__Dataset extract__.
····················

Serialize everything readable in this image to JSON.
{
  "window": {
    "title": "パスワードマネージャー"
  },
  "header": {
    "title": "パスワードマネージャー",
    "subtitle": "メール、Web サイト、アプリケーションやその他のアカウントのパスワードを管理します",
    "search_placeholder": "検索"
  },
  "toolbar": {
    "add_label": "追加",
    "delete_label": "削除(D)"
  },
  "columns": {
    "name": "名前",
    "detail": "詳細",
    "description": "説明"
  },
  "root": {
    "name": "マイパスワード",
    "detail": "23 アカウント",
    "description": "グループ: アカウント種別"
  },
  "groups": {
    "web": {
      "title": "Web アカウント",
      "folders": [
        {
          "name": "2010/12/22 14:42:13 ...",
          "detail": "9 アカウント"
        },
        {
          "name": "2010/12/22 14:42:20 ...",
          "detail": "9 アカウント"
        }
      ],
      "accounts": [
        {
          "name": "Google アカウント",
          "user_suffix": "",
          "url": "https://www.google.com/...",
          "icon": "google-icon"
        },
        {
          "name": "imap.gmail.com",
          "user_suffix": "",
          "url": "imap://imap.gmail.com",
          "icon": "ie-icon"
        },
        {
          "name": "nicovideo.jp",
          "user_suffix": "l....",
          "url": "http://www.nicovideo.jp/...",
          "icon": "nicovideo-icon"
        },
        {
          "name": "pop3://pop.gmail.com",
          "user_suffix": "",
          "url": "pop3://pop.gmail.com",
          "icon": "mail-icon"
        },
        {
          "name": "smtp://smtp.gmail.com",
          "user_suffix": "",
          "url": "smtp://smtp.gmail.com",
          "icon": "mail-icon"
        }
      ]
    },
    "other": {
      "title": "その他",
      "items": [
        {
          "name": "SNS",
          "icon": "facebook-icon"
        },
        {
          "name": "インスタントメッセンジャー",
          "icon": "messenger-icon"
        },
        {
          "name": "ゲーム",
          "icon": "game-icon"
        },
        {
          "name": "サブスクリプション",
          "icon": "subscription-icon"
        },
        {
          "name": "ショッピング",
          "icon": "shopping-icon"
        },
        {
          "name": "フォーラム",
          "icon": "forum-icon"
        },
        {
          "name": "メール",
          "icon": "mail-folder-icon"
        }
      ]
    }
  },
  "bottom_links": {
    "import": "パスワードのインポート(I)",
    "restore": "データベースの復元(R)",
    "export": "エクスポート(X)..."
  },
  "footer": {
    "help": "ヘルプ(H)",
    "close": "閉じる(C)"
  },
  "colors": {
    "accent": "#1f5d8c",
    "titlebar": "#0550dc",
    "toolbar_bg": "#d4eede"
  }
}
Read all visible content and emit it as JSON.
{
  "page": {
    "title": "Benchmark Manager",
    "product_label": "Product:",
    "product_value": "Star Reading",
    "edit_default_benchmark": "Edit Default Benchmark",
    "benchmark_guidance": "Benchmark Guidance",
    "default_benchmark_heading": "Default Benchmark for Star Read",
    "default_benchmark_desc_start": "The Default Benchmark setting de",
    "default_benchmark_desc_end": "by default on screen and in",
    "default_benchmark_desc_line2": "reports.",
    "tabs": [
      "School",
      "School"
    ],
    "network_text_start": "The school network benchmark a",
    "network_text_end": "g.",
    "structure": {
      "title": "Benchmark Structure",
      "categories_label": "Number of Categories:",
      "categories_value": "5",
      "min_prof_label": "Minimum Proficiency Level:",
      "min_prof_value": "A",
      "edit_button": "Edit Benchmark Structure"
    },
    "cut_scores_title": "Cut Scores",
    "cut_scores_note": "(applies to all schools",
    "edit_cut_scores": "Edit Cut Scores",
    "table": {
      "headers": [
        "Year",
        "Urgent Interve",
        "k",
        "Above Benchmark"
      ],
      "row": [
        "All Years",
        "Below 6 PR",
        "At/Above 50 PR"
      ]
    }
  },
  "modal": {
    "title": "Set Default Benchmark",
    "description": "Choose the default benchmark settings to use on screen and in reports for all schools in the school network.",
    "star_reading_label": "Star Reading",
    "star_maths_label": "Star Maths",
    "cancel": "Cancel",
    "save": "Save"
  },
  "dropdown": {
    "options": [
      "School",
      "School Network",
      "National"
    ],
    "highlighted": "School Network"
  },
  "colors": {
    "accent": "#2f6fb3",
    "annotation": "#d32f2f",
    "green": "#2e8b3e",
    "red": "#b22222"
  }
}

····················

__Your goal__.
Of the lines above, how many hold the word "reports"? Say the number alone.

__Output__.
2